■ **INSTRUCTIONS TO FOLLOW**: Each entry below is to be printed verbatim.

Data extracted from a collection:
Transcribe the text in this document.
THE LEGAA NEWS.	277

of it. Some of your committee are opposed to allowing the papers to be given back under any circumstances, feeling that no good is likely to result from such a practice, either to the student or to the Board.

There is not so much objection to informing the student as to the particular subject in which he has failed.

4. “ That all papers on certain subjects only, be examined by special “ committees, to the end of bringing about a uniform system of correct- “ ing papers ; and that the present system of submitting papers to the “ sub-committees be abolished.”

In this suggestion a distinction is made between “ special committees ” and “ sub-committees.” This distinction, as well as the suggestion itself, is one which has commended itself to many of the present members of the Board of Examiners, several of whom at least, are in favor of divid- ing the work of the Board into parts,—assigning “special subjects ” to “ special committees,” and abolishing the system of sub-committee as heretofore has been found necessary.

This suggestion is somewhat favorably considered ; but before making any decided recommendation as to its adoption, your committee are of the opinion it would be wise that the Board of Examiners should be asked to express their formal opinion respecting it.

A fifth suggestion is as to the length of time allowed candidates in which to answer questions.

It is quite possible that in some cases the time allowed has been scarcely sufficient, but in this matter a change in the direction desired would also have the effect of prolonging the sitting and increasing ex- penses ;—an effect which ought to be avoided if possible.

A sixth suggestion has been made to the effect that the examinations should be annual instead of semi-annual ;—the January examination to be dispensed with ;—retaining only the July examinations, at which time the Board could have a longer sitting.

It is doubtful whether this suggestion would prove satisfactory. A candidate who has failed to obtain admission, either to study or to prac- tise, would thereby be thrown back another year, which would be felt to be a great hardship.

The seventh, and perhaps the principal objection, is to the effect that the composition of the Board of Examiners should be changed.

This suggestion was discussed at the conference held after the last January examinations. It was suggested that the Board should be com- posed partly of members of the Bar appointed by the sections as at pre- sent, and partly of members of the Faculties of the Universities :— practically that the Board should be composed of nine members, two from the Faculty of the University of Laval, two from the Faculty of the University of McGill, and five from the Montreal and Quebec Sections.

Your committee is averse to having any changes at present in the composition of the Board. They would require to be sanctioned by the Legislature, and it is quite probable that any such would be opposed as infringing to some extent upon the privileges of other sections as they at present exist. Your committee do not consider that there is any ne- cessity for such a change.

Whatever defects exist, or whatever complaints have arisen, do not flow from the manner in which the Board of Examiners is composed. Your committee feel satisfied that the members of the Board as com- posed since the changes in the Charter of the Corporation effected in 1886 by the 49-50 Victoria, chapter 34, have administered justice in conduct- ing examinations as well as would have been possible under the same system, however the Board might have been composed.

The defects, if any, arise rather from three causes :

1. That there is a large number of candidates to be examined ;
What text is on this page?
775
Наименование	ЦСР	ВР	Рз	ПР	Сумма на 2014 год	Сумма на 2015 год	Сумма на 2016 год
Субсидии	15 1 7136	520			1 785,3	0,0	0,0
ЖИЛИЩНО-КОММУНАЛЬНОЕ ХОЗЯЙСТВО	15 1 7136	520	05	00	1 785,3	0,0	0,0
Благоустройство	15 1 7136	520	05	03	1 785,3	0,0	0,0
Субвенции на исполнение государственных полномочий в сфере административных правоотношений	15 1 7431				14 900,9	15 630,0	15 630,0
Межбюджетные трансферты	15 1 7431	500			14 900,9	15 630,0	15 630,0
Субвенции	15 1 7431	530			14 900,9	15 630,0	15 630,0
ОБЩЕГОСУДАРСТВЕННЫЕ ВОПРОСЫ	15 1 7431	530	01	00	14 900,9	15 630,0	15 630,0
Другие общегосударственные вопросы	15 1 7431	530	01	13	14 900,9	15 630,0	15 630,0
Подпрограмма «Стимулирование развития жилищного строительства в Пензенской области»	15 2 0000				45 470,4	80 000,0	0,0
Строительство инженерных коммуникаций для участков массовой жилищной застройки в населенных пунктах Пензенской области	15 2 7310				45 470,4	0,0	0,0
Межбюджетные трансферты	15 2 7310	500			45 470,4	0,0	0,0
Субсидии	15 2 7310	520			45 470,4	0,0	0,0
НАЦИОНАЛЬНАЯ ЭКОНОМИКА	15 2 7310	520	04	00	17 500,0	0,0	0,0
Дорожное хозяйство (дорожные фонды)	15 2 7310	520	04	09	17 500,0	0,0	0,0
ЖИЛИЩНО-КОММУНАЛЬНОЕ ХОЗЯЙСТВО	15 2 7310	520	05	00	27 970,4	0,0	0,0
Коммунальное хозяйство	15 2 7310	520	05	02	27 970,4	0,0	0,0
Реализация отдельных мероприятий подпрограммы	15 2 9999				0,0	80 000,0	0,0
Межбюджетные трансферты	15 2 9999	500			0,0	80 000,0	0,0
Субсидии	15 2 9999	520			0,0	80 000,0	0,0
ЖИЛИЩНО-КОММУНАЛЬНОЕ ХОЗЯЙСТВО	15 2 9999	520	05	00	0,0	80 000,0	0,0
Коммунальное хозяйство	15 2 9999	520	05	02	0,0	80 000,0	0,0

■ **OUTPUT FOR THIS TASK**:
Transcribe the text in this document.
THE LEGAA NEWS.	277

of it. Some of your committee are opposed to allowing the papers to be given back under any circumstances, feeling that no good is likely to result from such a practice, either to the student or to the Board.

There is not so much objection to informing the student as to the particular subject in which he has failed.

4. “ That all papers on certain subjects only, be examined by special “ committees, to the end of bringing about a uniform system of correct- “ ing papers ; and that the present system of submitting papers to the “ sub-committees be abolished.”

In this suggestion a distinction is made between “ special committees ” and “ sub-committees.” This distinction, as well as the suggestion itself, is one which has commended itself to many of the present members of the Board of Examiners, several of whom at least, are in favor of divid- ing the work of the Board into parts,—assigning “special subjects ” to “ special committees,” and abolishing the system of sub-committee as heretofore has been found necessary.

This suggestion is somewhat favorably considered ; but before making any decided recommendation as to its adoption, your committee are of the opinion it would be wise that the Board of Examiners should be asked to express their formal opinion respecting it.

A fifth suggestion is as to the length of time allowed candidates in which to answer questions.

It is quite possible that in some cases the time allowed has been scarcely sufficient, but in this matter a change in the direction desired would also have the effect of prolonging the sitting and increasing ex- penses ;—an effect which ought to be avoided if possible.

A sixth suggestion has been made to the effect that the examinations should be annual instead of semi-annual ;—the January examination to be dispensed with ;—retaining only the July examinations, at which time the Board could have a longer sitting.

It is doubtful whether this suggestion would prove satisfactory. A candidate who has failed to obtain admission, either to study or to prac- tise, would thereby be thrown back another year, which would be felt to be a great hardship.

The seventh, and perhaps the principal objection, is to the effect that the composition of the Board of Examiners should be changed.

This suggestion was discussed at the conference held after the last January examinations. It was suggested that the Board should be com- posed partly of members of the Bar appointed by the sections as at pre- sent, and partly of members of the Faculties of the Universities :— practically that the Board should be composed of nine members, two from the Faculty of the University of Laval, two from the Faculty of the University of McGill, and five from the Montreal and Quebec Sections.

Your committee is averse to having any changes at present in the composition of the Board. They would require to be sanctioned by the Legislature, and it is quite probable that any such would be opposed as infringing to some extent upon the privileges of other sections as they at present exist. Your committee do not consider that there is any ne- cessity for such a change.

Whatever defects exist, or whatever complaints have arisen, do not flow from the manner in which the Board of Examiners is composed. Your committee feel satisfied that the members of the Board as com- posed since the changes in the Charter of the Corporation effected in 1886 by the 49-50 Victoria, chapter 34, have administered justice in conduct- ing examinations as well as would have been possible under the same system, however the Board might have been composed.

The defects, if any, arise rather from three causes :

1. That there is a large number of candidates to be examined ;
What text is on this page?
775
Наименование	ЦСР	ВР	Рз	ПР	Сумма на 2014 год	Сумма на 2015 год	Сумма на 2016 год
Субсидии	15 1 7136	520			1 785,3	0,0	0,0
ЖИЛИЩНО-КОММУНАЛЬНОЕ ХОЗЯЙСТВО	15 1 7136	520	05	00	1 785,3	0,0	0,0
Благоустройство	15 1 7136	520	05	03	1 785,3	0,0	0,0
Субвенции на исполнение государственных полномочий в сфере административных правоотношений	15 1 7431				14 900,9	15 630,0	15 630,0
Межбюджетные трансферты	15 1 7431	500			14 900,9	15 630,0	15 630,0
Субвенции	15 1 7431	530			14 900,9	15 630,0	15 630,0
ОБЩЕГОСУДАРСТВЕННЫЕ ВОПРОСЫ	15 1 7431	530	01	00	14 900,9	15 630,0	15 630,0
Другие общегосударственные вопросы	15 1 7431	530	01	13	14 900,9	15 630,0	15 630,0
Подпрограмма «Стимулирование развития жилищного строительства в Пензенской области»	15 2 0000				45 470,4	80 000,0	0,0
Строительство инженерных коммуникаций для участков массовой жилищной застройки в населенных пунктах Пензенской области	15 2 7310				45 470,4	0,0	0,0
Межбюджетные трансферты	15 2 7310	500			45 470,4	0,0	0,0
Субсидии	15 2 7310	520			45 470,4	0,0	0,0
НАЦИОНАЛЬНАЯ ЭКОНОМИКА	15 2 7310	520	04	00	17 500,0	0,0	0,0
Дорожное хозяйство (дорожные фонды)	15 2 7310	520	04	09	17 500,0	0,0	0,0
ЖИЛИЩНО-КОММУНАЛЬНОЕ ХОЗЯЙСТВО	15 2 7310	520	05	00	27 970,4	0,0	0,0
Коммунальное хозяйство	15 2 7310	520	05	02	27 970,4	0,0	0,0
Реализация отдельных мероприятий подпрограммы	15 2 9999				0,0	80 000,0	0,0
Межбюджетные трансферты	15 2 9999	500			0,0	80 000,0	0,0
Субсидии	15 2 9999	520			0,0	80 000,0	0,0
ЖИЛИЩНО-КОММУНАЛЬНОЕ ХОЗЯЙСТВО	15 2 9999	520	05	00	0,0	80 000,0	0,0
Коммунальное хозяйство	15 2 9999	520	05	02	0,0	80 000,0	0,0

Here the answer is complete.